Given request:
Reproduce the listing verbatim.

▬▬▬▬▬▬

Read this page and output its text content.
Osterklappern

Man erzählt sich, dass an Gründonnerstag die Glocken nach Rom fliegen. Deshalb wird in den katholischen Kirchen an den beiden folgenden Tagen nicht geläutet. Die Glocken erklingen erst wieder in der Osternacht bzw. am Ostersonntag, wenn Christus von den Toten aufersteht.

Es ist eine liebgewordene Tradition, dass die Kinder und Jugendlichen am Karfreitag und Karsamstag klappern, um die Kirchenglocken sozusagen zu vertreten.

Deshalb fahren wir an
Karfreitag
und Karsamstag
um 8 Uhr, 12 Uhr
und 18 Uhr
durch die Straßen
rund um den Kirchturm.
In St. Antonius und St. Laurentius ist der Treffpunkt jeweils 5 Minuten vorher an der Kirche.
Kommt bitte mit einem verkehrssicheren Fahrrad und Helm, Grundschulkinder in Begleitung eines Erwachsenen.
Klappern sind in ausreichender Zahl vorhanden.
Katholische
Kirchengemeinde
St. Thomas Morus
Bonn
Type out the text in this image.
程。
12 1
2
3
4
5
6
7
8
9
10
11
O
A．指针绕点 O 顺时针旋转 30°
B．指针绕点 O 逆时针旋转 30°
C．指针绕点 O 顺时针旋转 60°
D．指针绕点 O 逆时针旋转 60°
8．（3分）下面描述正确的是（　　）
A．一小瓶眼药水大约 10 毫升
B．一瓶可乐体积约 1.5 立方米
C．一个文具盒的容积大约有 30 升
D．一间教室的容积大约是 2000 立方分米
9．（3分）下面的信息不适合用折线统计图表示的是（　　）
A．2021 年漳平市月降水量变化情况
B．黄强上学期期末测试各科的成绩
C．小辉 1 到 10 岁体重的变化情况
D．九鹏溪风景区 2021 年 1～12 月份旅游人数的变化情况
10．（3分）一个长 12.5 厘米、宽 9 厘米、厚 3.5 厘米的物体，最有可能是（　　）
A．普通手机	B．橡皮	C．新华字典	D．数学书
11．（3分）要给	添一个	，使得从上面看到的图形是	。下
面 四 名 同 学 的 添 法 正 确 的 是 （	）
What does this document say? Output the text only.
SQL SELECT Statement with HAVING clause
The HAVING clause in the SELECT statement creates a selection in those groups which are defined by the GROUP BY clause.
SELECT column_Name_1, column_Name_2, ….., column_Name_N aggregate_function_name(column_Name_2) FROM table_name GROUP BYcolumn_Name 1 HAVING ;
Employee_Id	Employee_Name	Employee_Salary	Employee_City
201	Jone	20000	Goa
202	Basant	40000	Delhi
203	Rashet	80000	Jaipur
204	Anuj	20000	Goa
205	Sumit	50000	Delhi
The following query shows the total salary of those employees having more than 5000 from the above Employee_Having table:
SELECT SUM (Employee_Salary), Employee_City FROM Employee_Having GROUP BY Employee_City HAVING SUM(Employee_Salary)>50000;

▬▬▬▬▬▬

The response:
Read this page and output its text content.
Osterklappern

Man erzählt sich, dass an Gründonnerstag die Glocken nach Rom fliegen. Deshalb wird in den katholischen Kirchen an den beiden folgenden Tagen nicht geläutet. Die Glocken erklingen erst wieder in der Osternacht bzw. am Ostersonntag, wenn Christus von den Toten aufersteht.

Es ist eine liebgewordene Tradition, dass die Kinder und Jugendlichen am Karfreitag und Karsamstag klappern, um die Kirchenglocken sozusagen zu vertreten.

Deshalb fahren wir an
Karfreitag
und Karsamstag
um 8 Uhr, 12 Uhr
und 18 Uhr
durch die Straßen
rund um den Kirchturm.
In St. Antonius und St. Laurentius ist der Treffpunkt jeweils 5 Minuten vorher an der Kirche.
Kommt bitte mit einem verkehrssicheren Fahrrad und Helm, Grundschulkinder in Begleitung eines Erwachsenen.
Klappern sind in ausreichender Zahl vorhanden.
Katholische
Kirchengemeinde
St. Thomas Morus
Bonn
Type out the text in this image.
程。
12 1
2
3
4
5
6
7
8
9
10
11
O
A．指针绕点 O 顺时针旋转 30°
B．指针绕点 O 逆时针旋转 30°
C．指针绕点 O 顺时针旋转 60°
D．指针绕点 O 逆时针旋转 60°
8．（3分）下面描述正确的是（　　）
A．一小瓶眼药水大约 10 毫升
B．一瓶可乐体积约 1.5 立方米
C．一个文具盒的容积大约有 30 升
D．一间教室的容积大约是 2000 立方分米
9．（3分）下面的信息不适合用折线统计图表示的是（　　）
A．2021 年漳平市月降水量变化情况
B．黄强上学期期末测试各科的成绩
C．小辉 1 到 10 岁体重的变化情况
D．九鹏溪风景区 2021 年 1～12 月份旅游人数的变化情况
10．（3分）一个长 12.5 厘米、宽 9 厘米、厚 3.5 厘米的物体，最有可能是（　　）
A．普通手机	B．橡皮	C．新华字典	D．数学书
11．（3分）要给	添一个	，使得从上面看到的图形是	。下
面 四 名 同 学 的 添 法 正 确 的 是 （	）
What does this document say? Output the text only.
SQL SELECT Statement with HAVING clause
The HAVING clause in the SELECT statement creates a selection in those groups which are defined by the GROUP BY clause.
SELECT column_Name_1, column_Name_2, ….., column_Name_N aggregate_function_name(column_Name_2) FROM table_name GROUP BYcolumn_Name 1 HAVING ;
Employee_Id	Employee_Name	Employee_Salary	Employee_City
201	Jone	20000	Goa
202	Basant	40000	Delhi
203	Rashet	80000	Jaipur
204	Anuj	20000	Goa
205	Sumit	50000	Delhi
The following query shows the total salary of those employees having more than 5000 from the above Employee_Having table:
SELECT SUM (Employee_Salary), Employee_City FROM Employee_Having GROUP BY Employee_City HAVING SUM(Employee_Salary)>50000;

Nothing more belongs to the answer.